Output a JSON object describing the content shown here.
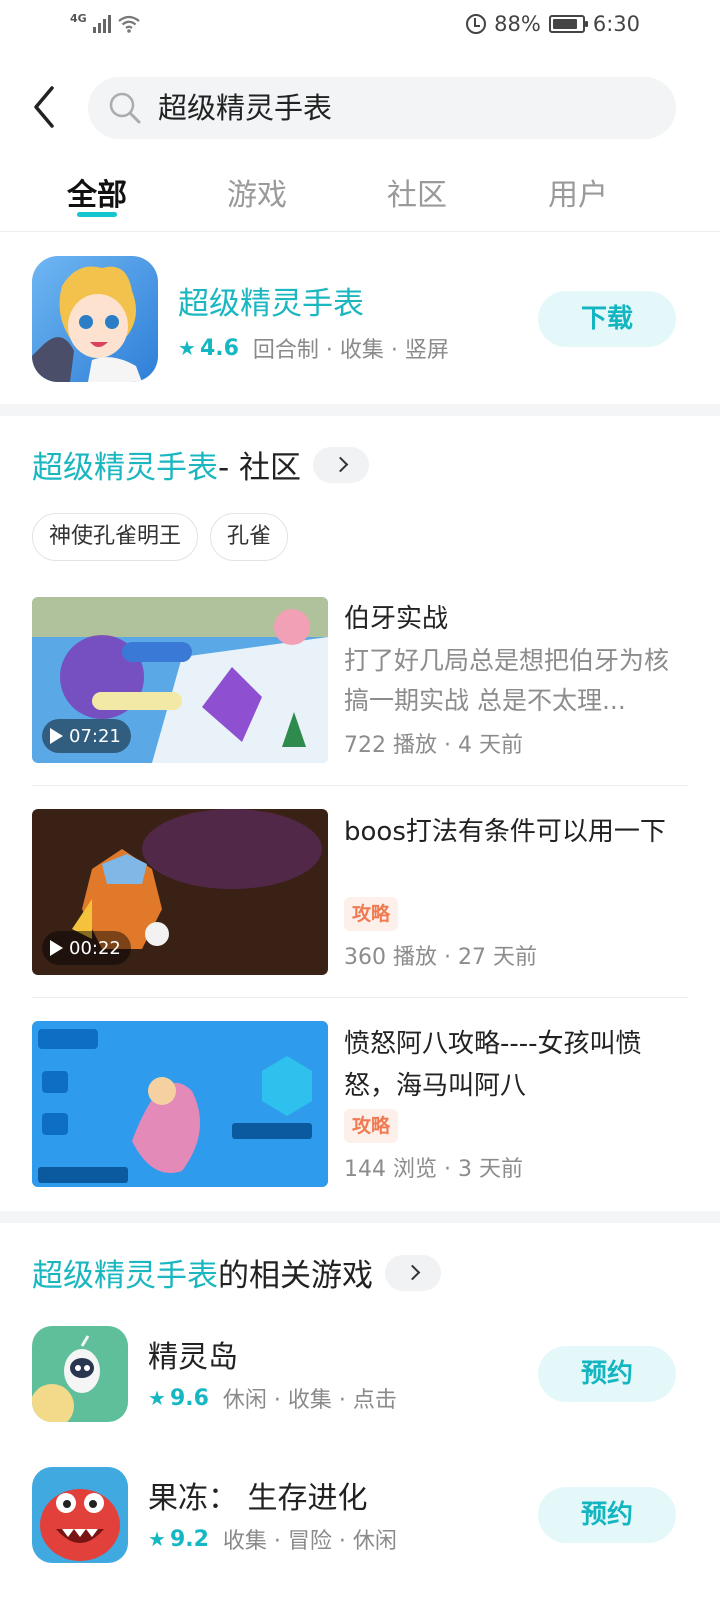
{
  "status_bar": {
    "network": "4G",
    "battery": "88%",
    "time": "6:30",
    "icons": [
      "signal-icon",
      "wifi-icon",
      "alarm-icon",
      "battery-icon"
    ]
  },
  "search": {
    "query": "超级精灵手表"
  },
  "tabs": [
    {
      "label": "全部",
      "active": true
    },
    {
      "label": "游戏",
      "active": false
    },
    {
      "label": "社区",
      "active": false
    },
    {
      "label": "用户",
      "active": false
    }
  ],
  "app": {
    "title": "超级精灵手表",
    "rating": "4.6",
    "tags": "回合制 · 收集 · 竖屏",
    "button": "下载"
  },
  "community": {
    "title_accent": "超级精灵手表",
    "title_rest": " - 社区",
    "chips": [
      "神使孔雀明王",
      "孔雀"
    ],
    "posts": [
      {
        "title": "伯牙实战",
        "desc": "打了好几局总是想把伯牙为核搞一期实战 总是不太理...",
        "duration": "07:21",
        "meta": "722 播放 · 4 天前"
      },
      {
        "title": "boos打法有条件可以用一下",
        "tag": "攻略",
        "duration": "00:22",
        "meta": "360 播放 · 27 天前"
      },
      {
        "title": "愤怒阿八攻略----女孩叫愤怒，海马叫阿八",
        "tag": "攻略",
        "meta": "144 浏览 · 3 天前"
      }
    ]
  },
  "related": {
    "title_accent": "超级精灵手表",
    "title_rest": "的相关游戏",
    "games": [
      {
        "title": "精灵岛",
        "rating": "9.6",
        "tags": "休闲 · 收集 · 点击",
        "button": "预约"
      },
      {
        "title": "果冻： 生存进化",
        "rating": "9.2",
        "tags": "收集 · 冒险 · 休闲",
        "button": "预约"
      }
    ]
  },
  "colors": {
    "accent": "#1ab7c1",
    "button_bg": "#e5f8f9",
    "tag_orange": "#f07b52"
  }
}
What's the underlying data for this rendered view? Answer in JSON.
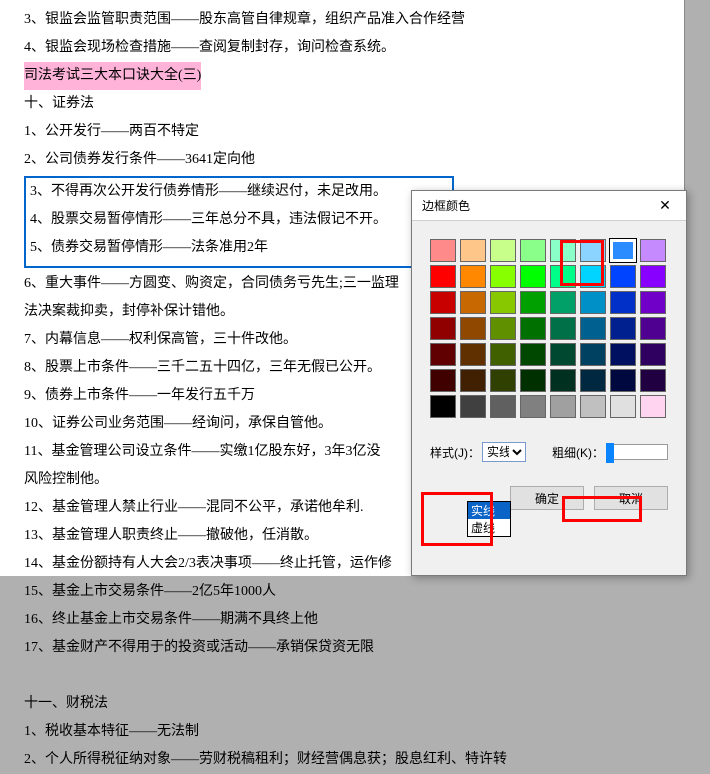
{
  "document": {
    "lines_top": [
      "3、银监会监管职责范围——股东高管自律规章，组织产品准入合作经营",
      "4、银监会现场检查措施——查阅复制封存，询问检查系统。"
    ],
    "highlighted": "司法考试三大本口诀大全(三)",
    "lines_mid": [
      "十、证券法",
      "1、公开发行——两百不特定",
      "2、公司债券发行条件——3641定向他"
    ],
    "boxed_lines": [
      "3、不得再次公开发行债券情形——继续迟付，未足改用。",
      "4、股票交易暂停情形——三年总分不具，违法假记不开。",
      "5、债券交易暂停情形——法条准用2年"
    ],
    "lines_after": [
      "6、重大事件——方圆变、购资定，合同债务亏先生;三一监理",
      "法决案裁抑卖，封停补保计错他。",
      "7、内幕信息——权利保高管，三十件改他。",
      "8、股票上市条件——三千二五十四亿，三年无假已公开。",
      "9、债券上市条件——一年发行五千万",
      "10、证券公司业务范围——经询问，承保自管他。",
      "11、基金管理公司设立条件——实缴1亿股东好，3年3亿没",
      "风险控制他。",
      "12、基金管理人禁止行业——混同不公平，承诺他牟利.",
      "13、基金管理人职责终止——撤破他，任消散。",
      "14、基金份额持有人大会2/3表决事项——终止托管，运作修",
      "15、基金上市交易条件——2亿5年1000人",
      "16、终止基金上市交易条件——期满不具终上他",
      "17、基金财产不得用于的投资或活动——承销保贷资无限",
      "",
      "十一、财税法",
      "1、税收基本特征——无法制",
      "2、个人所得税征纳对象——劳财税稿租利；财经营偶息获；股息红利、特许转"
    ]
  },
  "dialog": {
    "title": "边框颜色",
    "style_label": "样式(J)：",
    "style_options": [
      "实线",
      "虚线"
    ],
    "style_selected": "实线",
    "thick_label": "粗细(K)：",
    "ok_label": "确定",
    "cancel_label": "取消",
    "colors": [
      [
        "#ff8a8a",
        "#ffc68a",
        "#c8ff8a",
        "#8aff8a",
        "#8affc8",
        "#8ad4ff",
        "#2a8cff",
        "#c68aff",
        "#ff8aff"
      ],
      [
        "#ff0000",
        "#ff8800",
        "#88ff00",
        "#00ff00",
        "#00ff88",
        "#00d4ff",
        "#0044ff",
        "#8800ff",
        "#ff00ff"
      ],
      [
        "#c80000",
        "#c86800",
        "#88c800",
        "#00a000",
        "#00a068",
        "#0090c8",
        "#0030c8",
        "#7000c8",
        "#c800c8"
      ],
      [
        "#900000",
        "#904800",
        "#609000",
        "#007000",
        "#007048",
        "#006090",
        "#002090",
        "#500090",
        "#900090"
      ],
      [
        "#600000",
        "#603000",
        "#406000",
        "#004800",
        "#004830",
        "#004060",
        "#001060",
        "#300060",
        "#600060"
      ],
      [
        "#400000",
        "#402000",
        "#304000",
        "#003000",
        "#003020",
        "#002840",
        "#000840",
        "#200040",
        "#400040"
      ],
      [
        "#000000",
        "#404040",
        "#606060",
        "#808080",
        "#a0a0a0",
        "#c0c0c0",
        "#e0e0e0",
        "#ffd4f0",
        "#ffffff"
      ]
    ],
    "selected_row": 0,
    "selected_col": 6
  }
}
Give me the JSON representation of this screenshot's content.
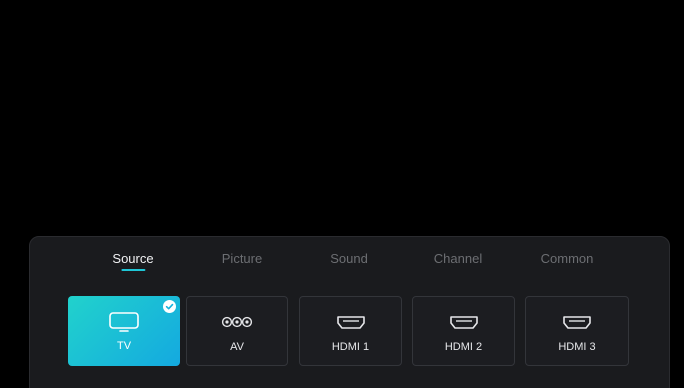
{
  "tabs": [
    {
      "label": "Source",
      "active": true
    },
    {
      "label": "Picture",
      "active": false
    },
    {
      "label": "Sound",
      "active": false
    },
    {
      "label": "Channel",
      "active": false
    },
    {
      "label": "Common",
      "active": false
    }
  ],
  "sources": [
    {
      "label": "TV",
      "icon": "tv-icon",
      "selected": true
    },
    {
      "label": "AV",
      "icon": "av-connector-icon",
      "selected": false
    },
    {
      "label": "HDMI 1",
      "icon": "hdmi-port-icon",
      "selected": false
    },
    {
      "label": "HDMI 2",
      "icon": "hdmi-port-icon",
      "selected": false
    },
    {
      "label": "HDMI 3",
      "icon": "hdmi-port-icon",
      "selected": false
    }
  ],
  "colors": {
    "accent": "#1fc6d6",
    "selected_gradient_start": "#21d2cc",
    "selected_gradient_end": "#14a9e0",
    "panel_background": "#1a1b1e",
    "inactive_tab_text": "#6c6e72"
  }
}
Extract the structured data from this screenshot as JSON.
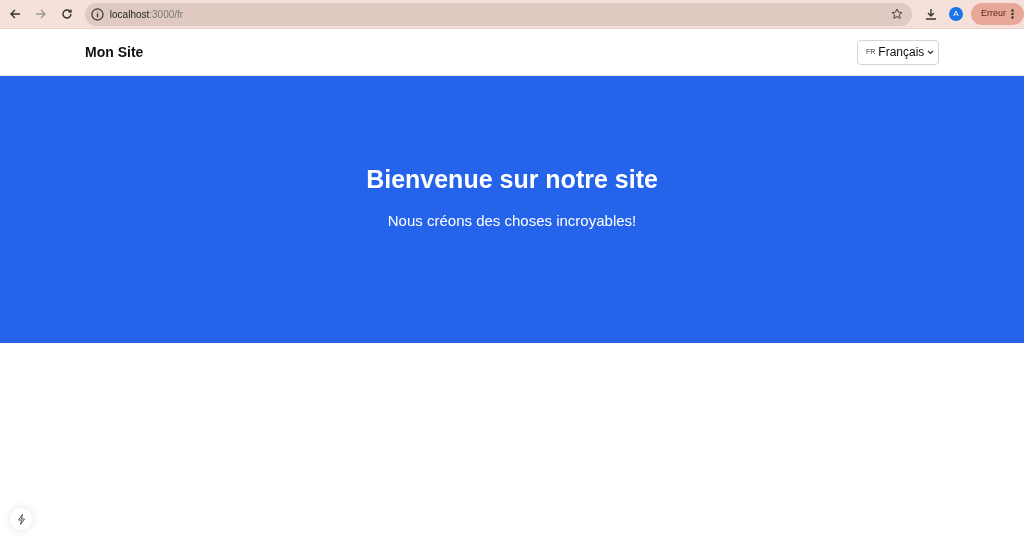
{
  "browser": {
    "url_host": "localhost",
    "url_path": ":3000/fr",
    "profile_initial": "A",
    "error_button": "Erreur"
  },
  "navbar": {
    "logo": "Mon Site",
    "language": {
      "code": "FR",
      "label": "Français"
    }
  },
  "hero": {
    "title": "Bienvenue sur notre site",
    "subtitle": "Nous créons des choses incroyables!"
  }
}
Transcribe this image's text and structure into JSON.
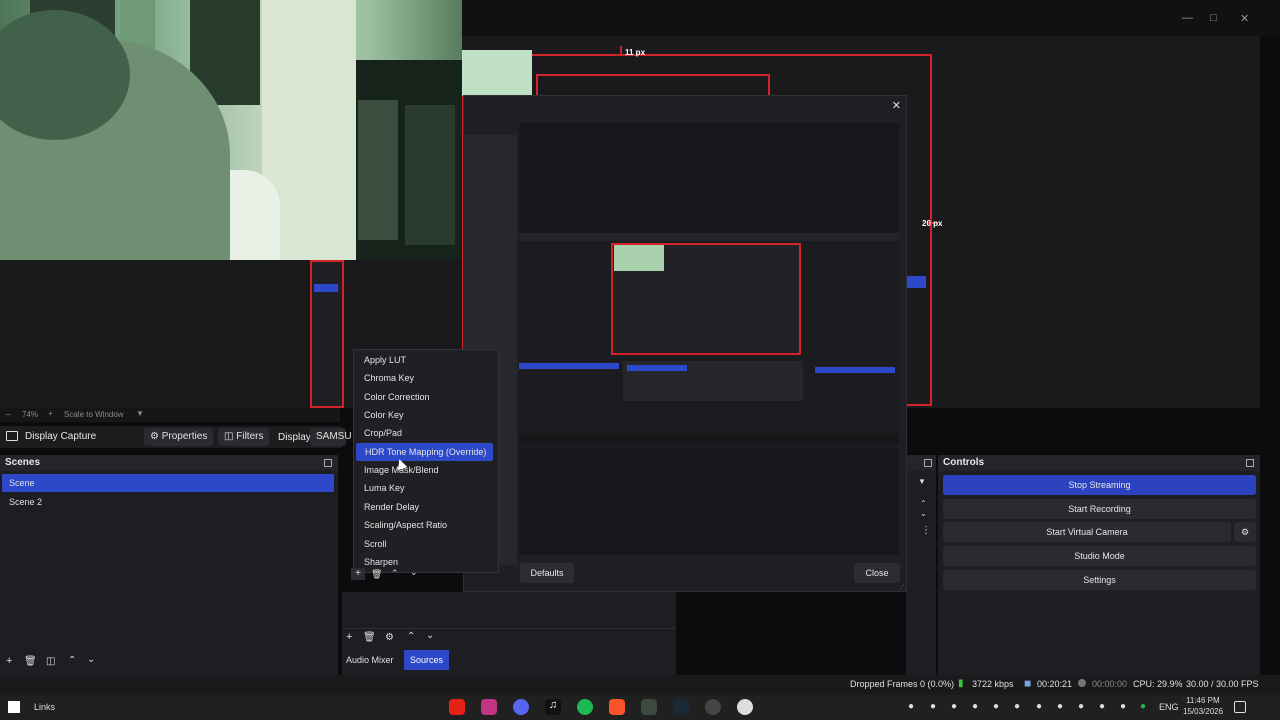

------------------------------------------------------------------------

**Requirement:**
From the material above, copy everything exactly but the pictures.

**Written response:**
Output a JSON object describing the content shown here.
{
  "status_bar": {
    "network": "4G",
    "battery": "88%",
    "time": "6:30",
    "icons": [
      "signal-icon",
      "wifi-icon",
      "alarm-icon",
      "battery-icon"
    ]
  },
  "search": {
    "query": "超级精灵手表"
  },
  "tabs": [
    {
      "label": "全部",
      "active": true
    },
    {
      "label": "游戏",
      "active": false
    },
    {
      "label": "社区",
      "active": false
    },
    {
      "label": "用户",
      "active": false
    }
  ],
  "app": {
    "title": "超级精灵手表",
    "rating": "4.6",
    "tags": "回合制 · 收集 · 竖屏",
    "button": "下载"
  },
  "community": {
    "title_accent": "超级精灵手表",
    "title_rest": " - 社区",
    "chips": [
      "神使孔雀明王",
      "孔雀"
    ],
    "posts": [
      {
        "title": "伯牙实战",
        "desc": "打了好几局总是想把伯牙为核搞一期实战 总是不太理...",
        "duration": "07:21",
        "meta": "722 播放 · 4 天前"
      },
      {
        "title": "boos打法有条件可以用一下",
        "tag": "攻略",
        "duration": "00:22",
        "meta": "360 播放 · 27 天前"
      },
      {
        "title": "愤怒阿八攻略----女孩叫愤怒，海马叫阿八",
        "tag": "攻略",
        "meta": "144 浏览 · 3 天前"
      }
    ]
  },
  "related": {
    "title_accent": "超级精灵手表",
    "title_rest": "的相关游戏",
    "games": [
      {
        "title": "精灵岛",
        "rating": "9.6",
        "tags": "休闲 · 收集 · 点击",
        "button": "预约"
      },
      {
        "title": "果冻： 生存进化",
        "rating": "9.2",
        "tags": "收集 · 冒险 · 休闲",
        "button": "预约"
      }
    ]
  },
  "colors": {
    "accent": "#1ab7c1",
    "button_bg": "#e5f8f9",
    "tag_orange": "#f07b52"
  }
}
What's the underlying data for this rendered view? Answer in JSON.
{
  "document": {
    "lines_top": [
      "3、银监会监管职责范围——股东高管自律规章，组织产品准入合作经营",
      "4、银监会现场检查措施——查阅复制封存，询问检查系统。"
    ],
    "highlighted": "司法考试三大本口诀大全(三)",
    "lines_mid": [
      "十、证券法",
      "1、公开发行——两百不特定",
      "2、公司债券发行条件——3641定向他"
    ],
    "boxed_lines": [
      "3、不得再次公开发行债券情形——继续迟付，未足改用。",
      "4、股票交易暂停情形——三年总分不具，违法假记不开。",
      "5、债券交易暂停情形——法条准用2年"
    ],
    "lines_after": [
      "6、重大事件——方圆变、购资定，合同债务亏先生;三一监理",
      "法决案裁抑卖，封停补保计错他。",
      "7、内幕信息——权利保高管，三十件改他。",
      "8、股票上市条件——三千二五十四亿，三年无假已公开。",
      "9、债券上市条件——一年发行五千万",
      "10、证券公司业务范围——经询问，承保自管他。",
      "11、基金管理公司设立条件——实缴1亿股东好，3年3亿没",
      "风险控制他。",
      "12、基金管理人禁止行业——混同不公平，承诺他牟利.",
      "13、基金管理人职责终止——撤破他，任消散。",
      "14、基金份额持有人大会2/3表决事项——终止托管，运作修",
      "15、基金上市交易条件——2亿5年1000人",
      "16、终止基金上市交易条件——期满不具终上他",
      "17、基金财产不得用于的投资或活动——承销保贷资无限",
      "",
      "十一、财税法",
      "1、税收基本特征——无法制",
      "2、个人所得税征纳对象——劳财税稿租利；财经营偶息获；股息红利、特许转"
    ]
  },
  "dialog": {
    "title": "边框颜色",
    "style_label": "样式(J)：",
    "style_options": [
      "实线",
      "虚线"
    ],
    "style_selected": "实线",
    "thick_label": "粗细(K)：",
    "ok_label": "确定",
    "cancel_label": "取消",
    "colors": [
      [
        "#ff8a8a",
        "#ffc68a",
        "#c8ff8a",
        "#8aff8a",
        "#8affc8",
        "#8ad4ff",
        "#2a8cff",
        "#c68aff",
        "#ff8aff"
      ],
      [
        "#ff0000",
        "#ff8800",
        "#88ff00",
        "#00ff00",
        "#00ff88",
        "#00d4ff",
        "#0044ff",
        "#8800ff",
        "#ff00ff"
      ],
      [
        "#c80000",
        "#c86800",
        "#88c800",
        "#00a000",
        "#00a068",
        "#0090c8",
        "#0030c8",
        "#7000c8",
        "#c800c8"
      ],
      [
        "#900000",
        "#904800",
        "#609000",
        "#007000",
        "#007048",
        "#006090",
        "#002090",
        "#500090",
        "#900090"
      ],
      [
        "#600000",
        "#603000",
        "#406000",
        "#004800",
        "#004830",
        "#004060",
        "#001060",
        "#300060",
        "#600060"
      ],
      [
        "#400000",
        "#402000",
        "#304000",
        "#003000",
        "#003020",
        "#002840",
        "#000840",
        "#200040",
        "#400040"
      ],
      [
        "#000000",
        "#404040",
        "#606060",
        "#808080",
        "#a0a0a0",
        "#c0c0c0",
        "#e0e0e0",
        "#ffd4f0",
        "#ffffff"
      ]
    ],
    "selected_row": 0,
    "selected_col": 6
  }
}
Give me the JSON representation of this screenshot's content.
{
  "tabs": [
    {
      "label": "Source",
      "active": true
    },
    {
      "label": "Picture",
      "active": false
    },
    {
      "label": "Sound",
      "active": false
    },
    {
      "label": "Channel",
      "active": false
    },
    {
      "label": "Common",
      "active": false
    }
  ],
  "sources": [
    {
      "label": "TV",
      "icon": "tv-icon",
      "selected": true
    },
    {
      "label": "AV",
      "icon": "av-connector-icon",
      "selected": false
    },
    {
      "label": "HDMI 1",
      "icon": "hdmi-port-icon",
      "selected": false
    },
    {
      "label": "HDMI 2",
      "icon": "hdmi-port-icon",
      "selected": false
    },
    {
      "label": "HDMI 3",
      "icon": "hdmi-port-icon",
      "selected": false
    }
  ],
  "colors": {
    "accent": "#1fc6d6",
    "selected_gradient_start": "#21d2cc",
    "selected_gradient_end": "#14a9e0",
    "panel_background": "#1a1b1e",
    "inactive_tab_text": "#6c6e72"
  }
}
Extract the structured data from this screenshot as JSON.
{
  "browser": {
    "url_host": "localhost",
    "url_path": ":3000/fr",
    "profile_initial": "A",
    "error_button": "Erreur"
  },
  "navbar": {
    "logo": "Mon Site",
    "language": {
      "code": "FR",
      "label": "Français"
    }
  },
  "hero": {
    "title": "Bienvenue sur notre site",
    "subtitle": "Nous créons des choses incroyables!"
  }
}
Transcribe this image's text and structure into JSON.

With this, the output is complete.